EXCERPT ->
Direct dry dosing into the tank is perfectly fine. Many dosing straight into the tank, or they dissolve each chemical in water before adding. 

Making a Liquid Stock of Plantex CSM+B is more often mixed into a bulk liquid solution since some find it more convenient to dose their trace elements this way. The recipe for this solution is 1 tablespoon to 250ml water is equivalent to: 20 ml = 1/4 teaspoon of dry Plantex. This solution is stored in refrigerators to prevent mold from forming within the container. For making stock solutions for NPK refer here for a resourceful conversion calculator.

Small dosing teaspoons (smidgen, dash, pinch) can be found at Linen & Things, Bed Bath and Beyond, Wal-Mart, dollar stores, eBay and other online retailers. To identify the specific measurements of your smidgen, dash, pinch set, a 1/8 tsp should fill a ¼ tsp in 2 tries, 1/16 tsp in 4 tries, and a 1/32 tsp in 8 tries.


Stick to a good dosing regime and your plants will flourish!


----------



## trenac (Jul 16, 2004)

I use a empty 250l fert bottle (seachem/kent) and mix the dry ferts with water according to Gregs instructions. I dose Gregs ferts the same as I do other liquid ferts.

Take a look at this site... Practical PMDD Information


----------



## Tom Higgs (Mar 2, 2006)

[Records taken from a collection]
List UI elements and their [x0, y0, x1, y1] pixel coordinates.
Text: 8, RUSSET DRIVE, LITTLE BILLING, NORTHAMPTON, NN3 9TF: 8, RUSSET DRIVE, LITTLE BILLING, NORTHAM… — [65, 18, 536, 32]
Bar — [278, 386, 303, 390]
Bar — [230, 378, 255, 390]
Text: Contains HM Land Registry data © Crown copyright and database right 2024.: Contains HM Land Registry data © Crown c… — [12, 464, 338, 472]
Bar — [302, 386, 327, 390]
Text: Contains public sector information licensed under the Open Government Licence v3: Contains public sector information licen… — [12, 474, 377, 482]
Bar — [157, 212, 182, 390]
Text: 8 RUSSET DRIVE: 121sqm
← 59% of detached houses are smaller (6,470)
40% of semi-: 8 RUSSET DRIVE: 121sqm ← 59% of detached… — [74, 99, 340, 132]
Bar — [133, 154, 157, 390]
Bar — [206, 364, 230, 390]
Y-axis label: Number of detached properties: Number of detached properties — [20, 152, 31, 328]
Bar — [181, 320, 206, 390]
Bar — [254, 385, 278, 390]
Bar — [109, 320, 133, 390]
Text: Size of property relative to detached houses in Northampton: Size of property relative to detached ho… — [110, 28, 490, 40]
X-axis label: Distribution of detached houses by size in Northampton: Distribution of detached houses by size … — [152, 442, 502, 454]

REQUIRED TASK 1 ->
From the forum thread on fertilizer dosing, copy the passage that begins at the words "Stick to a good" and ends after the words "other liquid ferts.".
REQUIRED TASK 2 ->
In the listing, take the lines from its first line through the line that contains "are smaller (6,470)", and replace each "Bar" with "Column". Return only those lines, with nothing else changed.

FULL SOLUTION 1 ->
Stick to a good dosing regime and your plants will flourish!


----------



## trenac (Jul 16, 2004)

I use a empty 250l fert bottle (seachem/kent) and mix the dry ferts with water according to Gregs instructions. I dose Gregs ferts the same as I do other liquid ferts.

FULL SOLUTION 2 ->
List UI elements and their [x0, y0, x1, y1] pixel coordinates.
Text: 8, RUSSET DRIVE, LITTLE BILLING, NORTHAMPTON, NN3 9TF: 8, RUSSET DRIVE, LITTLE BILLING, NORTHAM… — [65, 18, 536, 32]
Column — [278, 386, 303, 390]
Column — [230, 378, 255, 390]
Text: Contains HM Land Registry data © Crown copyright and database right 2024.: Contains HM Land Registry data © Crown c… — [12, 464, 338, 472]
Column — [302, 386, 327, 390]
Text: Contains public sector information licensed under the Open Government Licence v3: Contains public sector information licen… — [12, 474, 377, 482]
Column — [157, 212, 182, 390]
Text: 8 RUSSET DRIVE: 121sqm
← 59% of detached houses are smaller (6,470)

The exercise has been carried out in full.